PROBLEM TO SOLVE - Update the entries below by replacing "Living costs" with "Housing costs" wherever it occurs, keeping everything else unchanged.

start TASK INPUT

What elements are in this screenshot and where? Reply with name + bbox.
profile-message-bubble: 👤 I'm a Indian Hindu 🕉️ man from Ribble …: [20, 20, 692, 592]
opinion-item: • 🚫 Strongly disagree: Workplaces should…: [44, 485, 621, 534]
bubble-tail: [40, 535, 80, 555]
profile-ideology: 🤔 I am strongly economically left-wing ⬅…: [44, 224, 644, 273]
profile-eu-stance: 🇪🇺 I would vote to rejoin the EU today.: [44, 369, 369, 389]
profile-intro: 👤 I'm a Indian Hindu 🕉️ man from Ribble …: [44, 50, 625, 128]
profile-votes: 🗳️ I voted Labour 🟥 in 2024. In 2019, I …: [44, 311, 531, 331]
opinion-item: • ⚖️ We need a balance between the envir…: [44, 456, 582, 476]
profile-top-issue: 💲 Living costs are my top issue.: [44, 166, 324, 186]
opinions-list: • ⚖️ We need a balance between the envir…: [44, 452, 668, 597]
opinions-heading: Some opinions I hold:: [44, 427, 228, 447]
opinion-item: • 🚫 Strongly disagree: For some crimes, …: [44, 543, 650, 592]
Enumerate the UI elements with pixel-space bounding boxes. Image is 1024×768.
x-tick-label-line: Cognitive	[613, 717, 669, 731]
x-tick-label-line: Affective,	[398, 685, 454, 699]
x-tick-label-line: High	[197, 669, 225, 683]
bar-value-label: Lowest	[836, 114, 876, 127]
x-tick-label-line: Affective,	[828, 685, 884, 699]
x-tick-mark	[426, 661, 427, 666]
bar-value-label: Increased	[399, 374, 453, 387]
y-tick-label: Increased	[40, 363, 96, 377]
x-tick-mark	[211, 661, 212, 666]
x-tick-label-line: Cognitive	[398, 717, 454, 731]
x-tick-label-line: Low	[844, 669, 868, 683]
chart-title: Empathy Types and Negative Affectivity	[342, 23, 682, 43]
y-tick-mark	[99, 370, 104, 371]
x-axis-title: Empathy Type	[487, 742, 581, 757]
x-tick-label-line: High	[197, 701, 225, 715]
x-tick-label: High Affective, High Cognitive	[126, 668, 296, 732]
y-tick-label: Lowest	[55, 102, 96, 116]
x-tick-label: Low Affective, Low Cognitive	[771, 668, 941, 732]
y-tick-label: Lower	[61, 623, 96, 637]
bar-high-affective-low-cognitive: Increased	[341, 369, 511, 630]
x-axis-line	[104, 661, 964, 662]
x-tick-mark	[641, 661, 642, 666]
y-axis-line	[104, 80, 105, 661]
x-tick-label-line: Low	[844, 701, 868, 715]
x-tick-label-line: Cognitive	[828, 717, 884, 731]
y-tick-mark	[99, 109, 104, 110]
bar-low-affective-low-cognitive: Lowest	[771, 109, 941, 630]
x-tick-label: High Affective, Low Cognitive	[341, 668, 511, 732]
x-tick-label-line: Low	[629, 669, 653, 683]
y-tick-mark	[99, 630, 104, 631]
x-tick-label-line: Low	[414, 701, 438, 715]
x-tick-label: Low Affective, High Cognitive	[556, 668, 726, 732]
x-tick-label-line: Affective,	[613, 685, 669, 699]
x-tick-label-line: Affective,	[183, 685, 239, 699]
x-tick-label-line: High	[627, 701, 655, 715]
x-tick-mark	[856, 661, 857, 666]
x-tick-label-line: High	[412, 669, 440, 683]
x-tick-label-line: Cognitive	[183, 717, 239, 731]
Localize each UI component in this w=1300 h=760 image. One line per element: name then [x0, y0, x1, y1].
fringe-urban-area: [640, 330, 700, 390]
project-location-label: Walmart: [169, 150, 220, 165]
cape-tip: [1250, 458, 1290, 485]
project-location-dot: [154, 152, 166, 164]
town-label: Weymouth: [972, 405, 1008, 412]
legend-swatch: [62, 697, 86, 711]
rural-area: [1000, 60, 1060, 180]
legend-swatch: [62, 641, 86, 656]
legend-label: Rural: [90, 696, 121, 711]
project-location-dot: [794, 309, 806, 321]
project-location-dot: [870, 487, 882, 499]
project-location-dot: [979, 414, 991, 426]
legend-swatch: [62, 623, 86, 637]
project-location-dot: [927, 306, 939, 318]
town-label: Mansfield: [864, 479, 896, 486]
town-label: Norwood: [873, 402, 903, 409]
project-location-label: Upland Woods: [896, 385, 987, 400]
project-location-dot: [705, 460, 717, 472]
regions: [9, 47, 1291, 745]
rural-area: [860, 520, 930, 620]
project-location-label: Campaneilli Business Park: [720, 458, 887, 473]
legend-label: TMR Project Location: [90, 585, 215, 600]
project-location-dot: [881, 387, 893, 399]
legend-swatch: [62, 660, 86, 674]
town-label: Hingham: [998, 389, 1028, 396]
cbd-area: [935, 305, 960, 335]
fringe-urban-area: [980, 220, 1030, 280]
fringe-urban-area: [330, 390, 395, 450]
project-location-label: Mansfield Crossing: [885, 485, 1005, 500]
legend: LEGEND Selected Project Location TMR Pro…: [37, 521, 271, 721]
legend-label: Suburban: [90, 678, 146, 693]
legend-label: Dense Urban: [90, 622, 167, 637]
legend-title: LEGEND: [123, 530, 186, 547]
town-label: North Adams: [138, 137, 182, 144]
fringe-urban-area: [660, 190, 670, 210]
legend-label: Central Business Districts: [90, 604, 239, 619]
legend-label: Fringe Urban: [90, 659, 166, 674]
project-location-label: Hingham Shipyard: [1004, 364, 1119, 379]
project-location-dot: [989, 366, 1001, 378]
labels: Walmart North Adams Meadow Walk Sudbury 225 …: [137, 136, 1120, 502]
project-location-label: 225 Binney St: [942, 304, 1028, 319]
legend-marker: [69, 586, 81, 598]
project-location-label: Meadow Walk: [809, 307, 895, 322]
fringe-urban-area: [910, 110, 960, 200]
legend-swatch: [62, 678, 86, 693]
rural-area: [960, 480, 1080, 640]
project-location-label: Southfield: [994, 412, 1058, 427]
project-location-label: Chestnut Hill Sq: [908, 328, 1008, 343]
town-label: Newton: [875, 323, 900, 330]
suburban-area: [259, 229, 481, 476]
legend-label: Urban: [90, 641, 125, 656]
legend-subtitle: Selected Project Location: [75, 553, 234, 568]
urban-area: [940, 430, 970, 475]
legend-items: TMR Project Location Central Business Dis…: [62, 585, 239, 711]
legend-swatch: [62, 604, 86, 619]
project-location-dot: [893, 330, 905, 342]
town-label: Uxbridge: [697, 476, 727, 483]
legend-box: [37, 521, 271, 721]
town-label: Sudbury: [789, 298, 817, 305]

end TASK INPUT

TASK RESPONSE -
What elements are in this screenshot and where? Reply with name + bbox.
profile-message-bubble: 👤 I'm a Indian Hindu 🕉️ man from Ribble …: [20, 20, 692, 592]
opinion-item: • 🚫 Strongly disagree: Workplaces should…: [44, 485, 621, 534]
bubble-tail: [40, 535, 80, 555]
profile-ideology: 🤔 I am strongly economically left-wing ⬅…: [44, 224, 644, 273]
profile-eu-stance: 🇪🇺 I would vote to rejoin the EU today.: [44, 369, 369, 389]
profile-intro: 👤 I'm a Indian Hindu 🕉️ man from Ribble …: [44, 50, 625, 128]
profile-votes: 🗳️ I voted Labour 🟥 in 2024. In 2019, I …: [44, 311, 531, 331]
opinion-item: • ⚖️ We need a balance between the envir…: [44, 456, 582, 476]
profile-top-issue: 💲 Housing costs are my top issue.: [44, 166, 324, 186]
opinions-list: • ⚖️ We need a balance between the envir…: [44, 452, 668, 597]
opinions-heading: Some opinions I hold:: [44, 427, 228, 447]
opinion-item: • 🚫 Strongly disagree: For some crimes, …: [44, 543, 650, 592]
Enumerate the UI elements with pixel-space bounding boxes. Image is 1024×768.
x-tick-label-line: Cognitive	[613, 717, 669, 731]
x-tick-label-line: Affective,	[398, 685, 454, 699]
x-tick-label-line: High	[197, 669, 225, 683]
bar-value-label: Lowest	[836, 114, 876, 127]
x-tick-label-line: Affective,	[828, 685, 884, 699]
x-tick-mark	[426, 661, 427, 666]
bar-value-label: Increased	[399, 374, 453, 387]
y-tick-label: Increased	[40, 363, 96, 377]
x-tick-mark	[211, 661, 212, 666]
x-tick-label-line: Cognitive	[398, 717, 454, 731]
x-tick-label-line: Low	[844, 669, 868, 683]
chart-title: Empathy Types and Negative Affectivity	[342, 23, 682, 43]
y-tick-mark	[99, 370, 104, 371]
x-axis-title: Empathy Type	[487, 742, 581, 757]
x-tick-label-line: High	[197, 701, 225, 715]
x-tick-label: High Affective, High Cognitive	[126, 668, 296, 732]
y-tick-label: Lowest	[55, 102, 96, 116]
x-tick-label: Low Affective, Low Cognitive	[771, 668, 941, 732]
y-tick-label: Lower	[61, 623, 96, 637]
bar-high-affective-low-cognitive: Increased	[341, 369, 511, 630]
x-axis-line	[104, 661, 964, 662]
x-tick-mark	[641, 661, 642, 666]
y-axis-line	[104, 80, 105, 661]
x-tick-label-line: Low	[844, 701, 868, 715]
x-tick-label-line: Cognitive	[828, 717, 884, 731]
y-tick-mark	[99, 109, 104, 110]
bar-low-affective-low-cognitive: Lowest	[771, 109, 941, 630]
x-tick-label: High Affective, Low Cognitive	[341, 668, 511, 732]
x-tick-label-line: Low	[629, 669, 653, 683]
y-tick-mark	[99, 630, 104, 631]
x-tick-label-line: Low	[414, 701, 438, 715]
x-tick-label: Low Affective, High Cognitive	[556, 668, 726, 732]
x-tick-label-line: Affective,	[613, 685, 669, 699]
x-tick-label-line: Affective,	[183, 685, 239, 699]
x-tick-label-line: High	[627, 701, 655, 715]
x-tick-mark	[856, 661, 857, 666]
x-tick-label-line: High	[412, 669, 440, 683]
x-tick-label-line: Cognitive	[183, 717, 239, 731]
Localize each UI component in this w=1300 h=760 image. One line per element: name then [x0, y0, x1, y1].
fringe-urban-area: [640, 330, 700, 390]
project-location-label: Walmart: [169, 150, 220, 165]
cape-tip: [1250, 458, 1290, 485]
project-location-dot: [154, 152, 166, 164]
town-label: Weymouth: [972, 405, 1008, 412]
legend-swatch: [62, 697, 86, 711]
rural-area: [1000, 60, 1060, 180]
legend-swatch: [62, 641, 86, 656]
legend-label: Rural: [90, 696, 121, 711]
project-location-dot: [794, 309, 806, 321]
project-location-dot: [870, 487, 882, 499]
project-location-dot: [979, 414, 991, 426]
legend-swatch: [62, 623, 86, 637]
project-location-dot: [927, 306, 939, 318]
town-label: Mansfield: [864, 479, 896, 486]
town-label: Norwood: [873, 402, 903, 409]
project-location-label: Upland Woods: [896, 385, 987, 400]
project-location-dot: [705, 460, 717, 472]
regions: [9, 47, 1291, 745]
rural-area: [860, 520, 930, 620]
project-location-label: Campaneilli Business Park: [720, 458, 887, 473]
legend-label: TMR Project Location: [90, 585, 215, 600]
project-location-dot: [881, 387, 893, 399]
legend-swatch: [62, 660, 86, 674]
town-label: Hingham: [998, 389, 1028, 396]
cbd-area: [935, 305, 960, 335]
fringe-urban-area: [980, 220, 1030, 280]
fringe-urban-area: [330, 390, 395, 450]
project-location-label: Mansfield Crossing: [885, 485, 1005, 500]
legend: LEGEND Selected Project Location TMR Pro…: [37, 521, 271, 721]
legend-label: Suburban: [90, 678, 146, 693]
legend-label: Dense Urban: [90, 622, 167, 637]
legend-title: LEGEND: [123, 530, 186, 547]
town-label: North Adams: [138, 137, 182, 144]
fringe-urban-area: [660, 190, 670, 210]
legend-label: Central Business Districts: [90, 604, 239, 619]
legend-label: Fringe Urban: [90, 659, 166, 674]
project-location-label: Hingham Shipyard: [1004, 364, 1119, 379]
project-location-dot: [989, 366, 1001, 378]
labels: Walmart North Adams Meadow Walk Sudbury 225 …: [137, 136, 1120, 502]
project-location-label: 225 Binney St: [942, 304, 1028, 319]
legend-marker: [69, 586, 81, 598]
project-location-label: Meadow Walk: [809, 307, 895, 322]
fringe-urban-area: [910, 110, 960, 200]
legend-swatch: [62, 678, 86, 693]
rural-area: [960, 480, 1080, 640]
project-location-label: Southfield: [994, 412, 1058, 427]
project-location-label: Chestnut Hill Sq: [908, 328, 1008, 343]
town-label: Newton: [875, 323, 900, 330]
suburban-area: [259, 229, 481, 476]
legend-label: Urban: [90, 641, 125, 656]
legend-subtitle: Selected Project Location: [75, 553, 234, 568]
urban-area: [940, 430, 970, 475]
legend-items: TMR Project Location Central Business Dis…: [62, 585, 239, 711]
legend-swatch: [62, 604, 86, 619]
project-location-dot: [893, 330, 905, 342]
town-label: Uxbridge: [697, 476, 727, 483]
legend-box: [37, 521, 271, 721]
town-label: Sudbury: [789, 298, 817, 305]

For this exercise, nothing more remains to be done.